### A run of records
===============
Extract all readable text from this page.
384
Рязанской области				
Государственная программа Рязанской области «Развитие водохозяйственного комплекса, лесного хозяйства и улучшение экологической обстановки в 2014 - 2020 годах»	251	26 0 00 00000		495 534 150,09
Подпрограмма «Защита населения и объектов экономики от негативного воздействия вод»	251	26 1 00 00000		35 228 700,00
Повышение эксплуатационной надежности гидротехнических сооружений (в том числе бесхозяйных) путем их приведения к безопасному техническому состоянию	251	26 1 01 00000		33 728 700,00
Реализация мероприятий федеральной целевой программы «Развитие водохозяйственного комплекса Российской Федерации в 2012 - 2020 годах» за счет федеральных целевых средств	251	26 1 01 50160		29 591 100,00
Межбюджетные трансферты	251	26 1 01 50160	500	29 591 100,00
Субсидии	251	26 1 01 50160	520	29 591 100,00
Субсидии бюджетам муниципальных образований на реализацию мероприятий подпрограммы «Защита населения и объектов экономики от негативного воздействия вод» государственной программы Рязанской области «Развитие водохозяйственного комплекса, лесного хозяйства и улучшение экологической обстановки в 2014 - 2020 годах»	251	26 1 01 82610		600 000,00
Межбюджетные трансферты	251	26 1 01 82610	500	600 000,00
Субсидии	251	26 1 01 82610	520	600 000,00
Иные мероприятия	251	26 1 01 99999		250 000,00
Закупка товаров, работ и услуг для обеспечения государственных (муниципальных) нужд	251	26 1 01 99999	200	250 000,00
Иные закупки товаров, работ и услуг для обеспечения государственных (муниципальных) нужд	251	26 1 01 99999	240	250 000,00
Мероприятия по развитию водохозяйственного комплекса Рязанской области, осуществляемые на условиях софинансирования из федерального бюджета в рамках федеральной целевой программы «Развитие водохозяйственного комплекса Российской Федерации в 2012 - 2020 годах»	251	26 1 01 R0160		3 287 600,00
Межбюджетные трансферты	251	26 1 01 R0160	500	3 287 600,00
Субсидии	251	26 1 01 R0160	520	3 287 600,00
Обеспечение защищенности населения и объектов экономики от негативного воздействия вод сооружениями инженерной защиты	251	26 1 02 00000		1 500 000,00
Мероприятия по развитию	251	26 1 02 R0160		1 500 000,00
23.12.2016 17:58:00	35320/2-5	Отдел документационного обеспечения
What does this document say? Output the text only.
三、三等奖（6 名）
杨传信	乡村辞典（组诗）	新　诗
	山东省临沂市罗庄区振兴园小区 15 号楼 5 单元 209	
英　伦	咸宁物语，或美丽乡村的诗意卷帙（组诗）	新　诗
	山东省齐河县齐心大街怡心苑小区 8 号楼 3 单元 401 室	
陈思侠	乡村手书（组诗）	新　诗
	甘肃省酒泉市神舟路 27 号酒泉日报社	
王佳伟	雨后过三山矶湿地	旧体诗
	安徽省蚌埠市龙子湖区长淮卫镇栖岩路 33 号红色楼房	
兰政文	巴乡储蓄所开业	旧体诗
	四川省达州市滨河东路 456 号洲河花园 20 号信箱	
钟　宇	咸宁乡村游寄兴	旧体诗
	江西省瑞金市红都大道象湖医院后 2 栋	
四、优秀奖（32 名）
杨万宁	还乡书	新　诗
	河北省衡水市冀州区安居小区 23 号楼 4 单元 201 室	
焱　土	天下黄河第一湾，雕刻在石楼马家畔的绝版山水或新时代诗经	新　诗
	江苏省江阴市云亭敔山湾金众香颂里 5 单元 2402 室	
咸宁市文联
===============
### What is needed
In the entries above, find each line with the word "объектов" and show it.

### Answer for this exercise
Подпрограмма «Защита населения и объектов экономики от негативного воздействия вод»	251	26 1 00 00000		35 228 700,00
Субсидии бюджетам муниципальных образований на реализацию мероприятий подпрограммы «Защита населения и объектов экономики от негативного воздействия вод» государственной программы Рязанской области «Развитие водохозяйственного комплекса, лесного хозяйства и улучшение экологической обстановки в 2014 - 2020 годах»	251	26 1 01 82610		600 000,00
Обеспечение защищенности населения и объектов экономики от негативного воздействия вод сооружениями инженерной защиты	251	26 1 02 00000		1 500 000,00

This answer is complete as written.